(Part of a data file)
——————
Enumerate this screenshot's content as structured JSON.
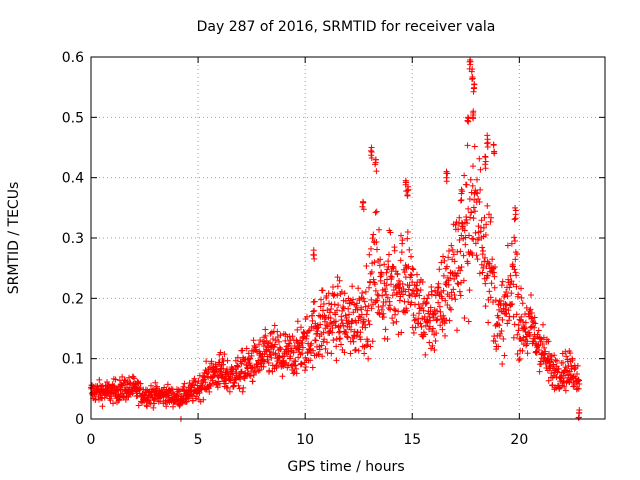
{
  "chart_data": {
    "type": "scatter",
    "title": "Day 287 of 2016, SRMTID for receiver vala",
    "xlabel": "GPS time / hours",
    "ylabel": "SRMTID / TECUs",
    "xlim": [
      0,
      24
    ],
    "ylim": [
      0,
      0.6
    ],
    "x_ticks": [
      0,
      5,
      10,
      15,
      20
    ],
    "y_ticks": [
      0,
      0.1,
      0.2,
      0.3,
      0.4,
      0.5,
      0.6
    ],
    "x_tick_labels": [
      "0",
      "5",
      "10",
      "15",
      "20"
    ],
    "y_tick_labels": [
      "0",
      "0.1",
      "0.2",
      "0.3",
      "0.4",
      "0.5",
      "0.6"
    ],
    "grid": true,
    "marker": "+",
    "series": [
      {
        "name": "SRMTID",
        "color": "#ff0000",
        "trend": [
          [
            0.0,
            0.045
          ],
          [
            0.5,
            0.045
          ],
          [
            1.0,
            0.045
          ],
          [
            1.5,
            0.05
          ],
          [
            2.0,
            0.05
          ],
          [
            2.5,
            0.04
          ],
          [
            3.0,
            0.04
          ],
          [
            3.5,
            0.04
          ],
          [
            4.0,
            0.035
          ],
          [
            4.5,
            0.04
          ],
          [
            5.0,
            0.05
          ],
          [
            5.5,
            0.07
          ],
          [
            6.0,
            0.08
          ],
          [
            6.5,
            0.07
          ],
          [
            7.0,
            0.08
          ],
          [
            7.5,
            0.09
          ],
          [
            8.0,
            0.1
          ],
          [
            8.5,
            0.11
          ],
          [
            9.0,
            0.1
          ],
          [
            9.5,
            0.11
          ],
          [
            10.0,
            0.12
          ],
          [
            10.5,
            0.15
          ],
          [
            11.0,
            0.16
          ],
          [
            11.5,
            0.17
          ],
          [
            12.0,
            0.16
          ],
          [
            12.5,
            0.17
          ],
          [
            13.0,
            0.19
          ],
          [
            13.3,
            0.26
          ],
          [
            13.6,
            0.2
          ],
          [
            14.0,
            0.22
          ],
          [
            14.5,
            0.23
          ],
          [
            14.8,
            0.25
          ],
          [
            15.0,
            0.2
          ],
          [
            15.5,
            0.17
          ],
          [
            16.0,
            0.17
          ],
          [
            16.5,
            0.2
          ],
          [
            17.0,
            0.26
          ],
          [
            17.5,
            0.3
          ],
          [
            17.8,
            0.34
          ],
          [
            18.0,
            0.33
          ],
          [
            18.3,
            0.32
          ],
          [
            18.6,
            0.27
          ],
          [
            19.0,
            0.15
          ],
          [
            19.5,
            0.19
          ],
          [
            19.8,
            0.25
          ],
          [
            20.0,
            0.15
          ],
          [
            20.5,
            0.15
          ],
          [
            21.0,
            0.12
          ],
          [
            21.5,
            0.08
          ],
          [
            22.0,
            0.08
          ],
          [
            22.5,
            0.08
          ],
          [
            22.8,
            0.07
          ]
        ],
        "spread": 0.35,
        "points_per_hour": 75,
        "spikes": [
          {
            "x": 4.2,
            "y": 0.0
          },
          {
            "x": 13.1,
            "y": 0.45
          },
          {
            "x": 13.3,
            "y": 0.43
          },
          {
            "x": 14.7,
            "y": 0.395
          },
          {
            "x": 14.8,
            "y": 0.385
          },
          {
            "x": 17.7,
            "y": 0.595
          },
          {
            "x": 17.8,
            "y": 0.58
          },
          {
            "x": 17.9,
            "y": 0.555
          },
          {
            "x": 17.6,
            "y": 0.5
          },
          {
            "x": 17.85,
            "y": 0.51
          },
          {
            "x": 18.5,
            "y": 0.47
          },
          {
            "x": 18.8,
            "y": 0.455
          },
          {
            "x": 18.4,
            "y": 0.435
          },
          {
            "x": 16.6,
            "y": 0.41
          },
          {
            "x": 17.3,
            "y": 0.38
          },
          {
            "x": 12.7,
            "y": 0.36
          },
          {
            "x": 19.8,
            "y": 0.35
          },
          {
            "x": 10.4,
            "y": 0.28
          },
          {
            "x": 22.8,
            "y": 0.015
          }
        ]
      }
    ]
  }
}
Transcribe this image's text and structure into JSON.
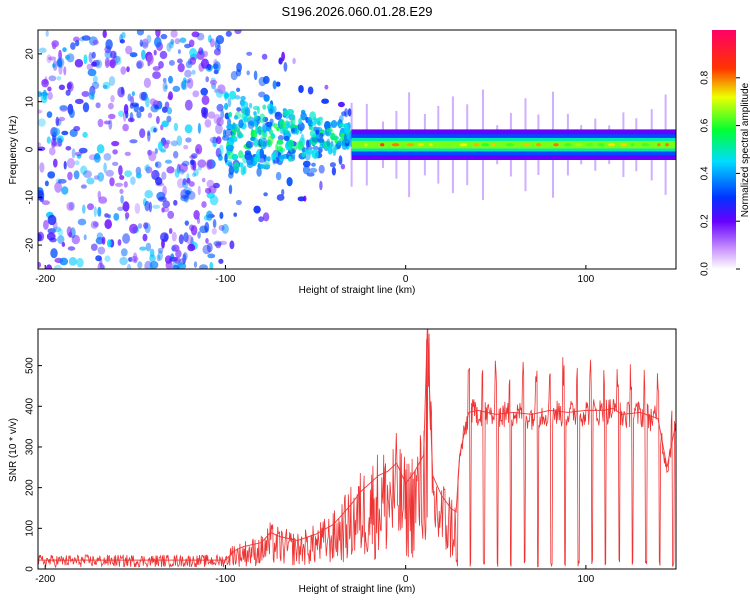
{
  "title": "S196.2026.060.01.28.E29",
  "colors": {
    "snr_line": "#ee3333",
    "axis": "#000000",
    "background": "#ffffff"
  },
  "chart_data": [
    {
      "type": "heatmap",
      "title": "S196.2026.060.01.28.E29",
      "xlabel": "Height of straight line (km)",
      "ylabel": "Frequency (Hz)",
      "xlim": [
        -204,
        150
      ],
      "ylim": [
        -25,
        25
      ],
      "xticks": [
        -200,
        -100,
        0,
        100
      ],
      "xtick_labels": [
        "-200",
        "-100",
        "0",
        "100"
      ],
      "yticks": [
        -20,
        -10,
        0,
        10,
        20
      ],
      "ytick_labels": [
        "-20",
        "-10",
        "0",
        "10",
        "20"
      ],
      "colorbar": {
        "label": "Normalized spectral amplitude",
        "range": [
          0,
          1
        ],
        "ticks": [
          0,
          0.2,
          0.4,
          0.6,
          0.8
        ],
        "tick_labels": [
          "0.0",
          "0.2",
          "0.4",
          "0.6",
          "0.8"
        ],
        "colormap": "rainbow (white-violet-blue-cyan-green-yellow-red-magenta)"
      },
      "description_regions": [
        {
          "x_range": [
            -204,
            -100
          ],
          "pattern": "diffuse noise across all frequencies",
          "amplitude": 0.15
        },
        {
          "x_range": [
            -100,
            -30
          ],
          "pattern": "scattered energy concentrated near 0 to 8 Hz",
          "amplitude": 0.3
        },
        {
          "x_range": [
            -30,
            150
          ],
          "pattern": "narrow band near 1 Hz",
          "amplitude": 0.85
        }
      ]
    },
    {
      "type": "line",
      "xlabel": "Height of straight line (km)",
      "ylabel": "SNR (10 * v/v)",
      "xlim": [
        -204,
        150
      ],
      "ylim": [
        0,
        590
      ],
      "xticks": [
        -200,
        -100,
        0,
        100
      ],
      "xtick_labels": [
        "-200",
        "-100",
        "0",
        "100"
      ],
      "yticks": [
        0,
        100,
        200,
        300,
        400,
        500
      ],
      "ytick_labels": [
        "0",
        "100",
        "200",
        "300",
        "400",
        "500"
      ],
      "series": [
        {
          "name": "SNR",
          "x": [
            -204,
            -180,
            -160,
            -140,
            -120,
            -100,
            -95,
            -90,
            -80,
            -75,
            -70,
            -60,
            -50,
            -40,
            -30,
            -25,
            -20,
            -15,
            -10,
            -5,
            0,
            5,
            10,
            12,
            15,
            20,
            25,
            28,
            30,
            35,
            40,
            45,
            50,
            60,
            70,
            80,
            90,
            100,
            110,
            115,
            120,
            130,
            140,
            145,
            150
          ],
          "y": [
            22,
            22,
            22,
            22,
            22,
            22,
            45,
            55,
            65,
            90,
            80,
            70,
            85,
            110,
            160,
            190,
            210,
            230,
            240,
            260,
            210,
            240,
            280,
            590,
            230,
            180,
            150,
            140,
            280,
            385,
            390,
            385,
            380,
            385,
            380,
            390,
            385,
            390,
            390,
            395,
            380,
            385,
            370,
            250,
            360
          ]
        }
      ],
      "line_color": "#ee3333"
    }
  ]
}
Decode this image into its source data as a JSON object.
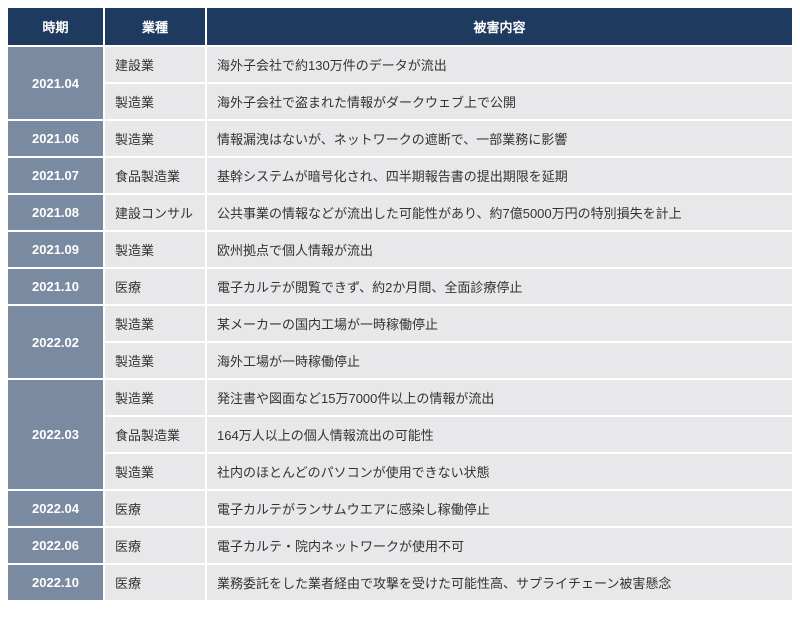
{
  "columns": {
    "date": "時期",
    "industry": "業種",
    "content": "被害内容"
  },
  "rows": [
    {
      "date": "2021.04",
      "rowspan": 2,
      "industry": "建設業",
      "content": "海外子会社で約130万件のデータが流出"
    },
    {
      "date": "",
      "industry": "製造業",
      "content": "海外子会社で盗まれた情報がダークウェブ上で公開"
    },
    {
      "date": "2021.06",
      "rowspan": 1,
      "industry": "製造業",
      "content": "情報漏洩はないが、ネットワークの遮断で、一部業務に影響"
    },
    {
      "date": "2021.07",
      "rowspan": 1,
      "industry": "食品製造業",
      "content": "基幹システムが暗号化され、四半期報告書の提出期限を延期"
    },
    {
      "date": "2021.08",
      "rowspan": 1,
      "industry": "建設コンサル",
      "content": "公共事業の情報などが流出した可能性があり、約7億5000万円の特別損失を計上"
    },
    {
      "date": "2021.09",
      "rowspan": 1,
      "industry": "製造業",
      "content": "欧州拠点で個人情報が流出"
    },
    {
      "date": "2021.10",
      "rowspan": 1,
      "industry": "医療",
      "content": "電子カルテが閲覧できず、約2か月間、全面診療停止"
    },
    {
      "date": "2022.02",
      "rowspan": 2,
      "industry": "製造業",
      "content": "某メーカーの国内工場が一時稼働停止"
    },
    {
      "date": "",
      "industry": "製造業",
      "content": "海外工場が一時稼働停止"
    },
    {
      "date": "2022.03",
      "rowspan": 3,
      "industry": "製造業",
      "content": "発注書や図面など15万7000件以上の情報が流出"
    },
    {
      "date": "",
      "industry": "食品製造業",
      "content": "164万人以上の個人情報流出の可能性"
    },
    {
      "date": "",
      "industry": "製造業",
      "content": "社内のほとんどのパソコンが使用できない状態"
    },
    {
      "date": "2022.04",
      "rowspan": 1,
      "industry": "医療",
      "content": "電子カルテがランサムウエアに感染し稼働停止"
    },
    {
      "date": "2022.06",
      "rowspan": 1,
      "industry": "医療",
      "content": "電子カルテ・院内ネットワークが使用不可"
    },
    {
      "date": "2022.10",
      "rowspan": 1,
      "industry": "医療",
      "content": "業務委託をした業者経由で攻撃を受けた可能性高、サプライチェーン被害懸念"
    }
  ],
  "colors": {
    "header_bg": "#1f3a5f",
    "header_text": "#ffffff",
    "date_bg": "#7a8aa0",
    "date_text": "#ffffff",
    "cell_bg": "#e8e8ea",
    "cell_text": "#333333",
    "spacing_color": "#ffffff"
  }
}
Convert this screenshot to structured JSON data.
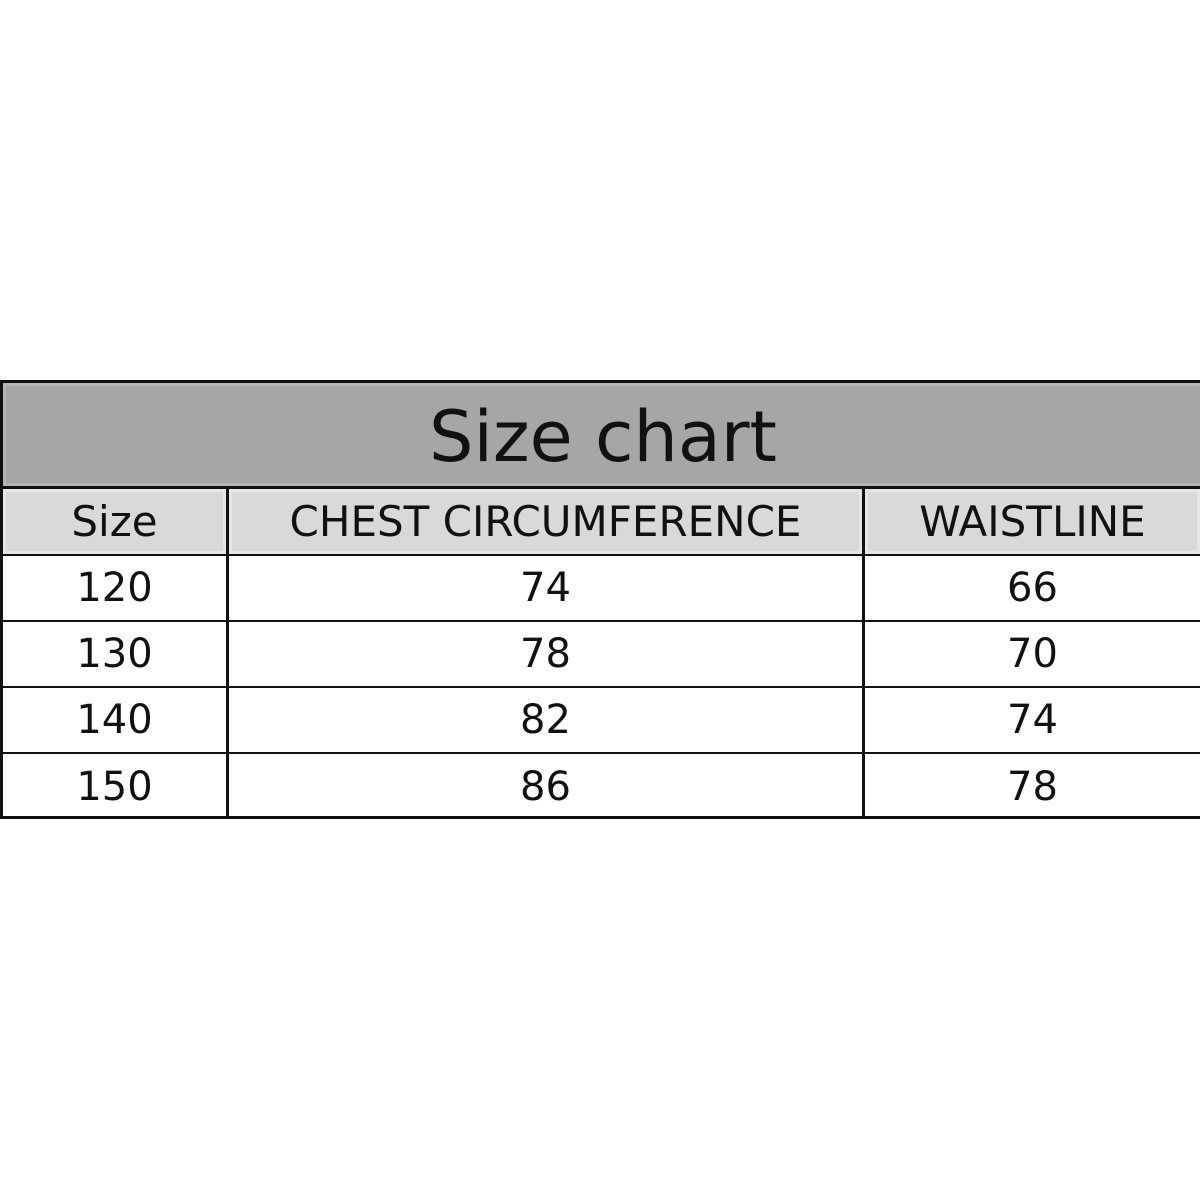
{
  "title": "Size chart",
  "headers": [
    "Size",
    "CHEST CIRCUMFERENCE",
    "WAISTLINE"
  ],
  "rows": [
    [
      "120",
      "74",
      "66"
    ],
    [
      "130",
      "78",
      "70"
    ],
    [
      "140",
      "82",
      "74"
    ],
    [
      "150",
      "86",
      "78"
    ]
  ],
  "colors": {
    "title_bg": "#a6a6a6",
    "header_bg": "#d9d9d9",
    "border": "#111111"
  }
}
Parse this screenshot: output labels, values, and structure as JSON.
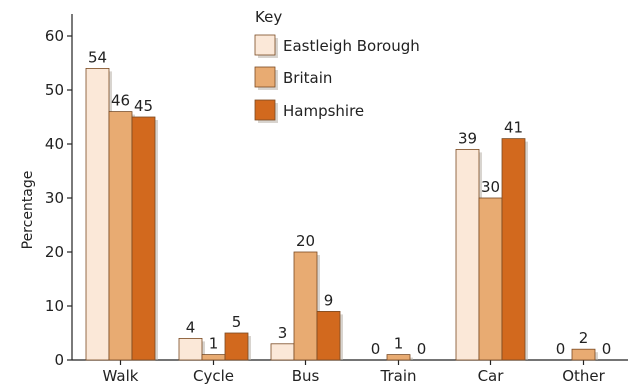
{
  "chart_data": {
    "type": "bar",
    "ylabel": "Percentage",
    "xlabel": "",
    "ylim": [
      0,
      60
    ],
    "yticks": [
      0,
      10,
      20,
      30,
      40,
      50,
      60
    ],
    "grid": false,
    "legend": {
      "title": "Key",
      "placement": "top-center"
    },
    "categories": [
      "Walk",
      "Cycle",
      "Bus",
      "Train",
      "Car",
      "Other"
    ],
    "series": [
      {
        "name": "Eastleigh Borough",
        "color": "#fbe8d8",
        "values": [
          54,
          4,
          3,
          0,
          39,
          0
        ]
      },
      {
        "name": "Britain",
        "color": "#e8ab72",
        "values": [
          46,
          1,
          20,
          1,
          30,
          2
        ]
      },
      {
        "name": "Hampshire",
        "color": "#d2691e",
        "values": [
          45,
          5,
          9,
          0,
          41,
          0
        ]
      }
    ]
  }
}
——————
--- What you need to do ---
Pick out all lines from the data above in which the word "type" appears.

--- Correct output ---
    "type": "scatter",
      "type": "heatmap",
      "type": "line",
    "type": "bar",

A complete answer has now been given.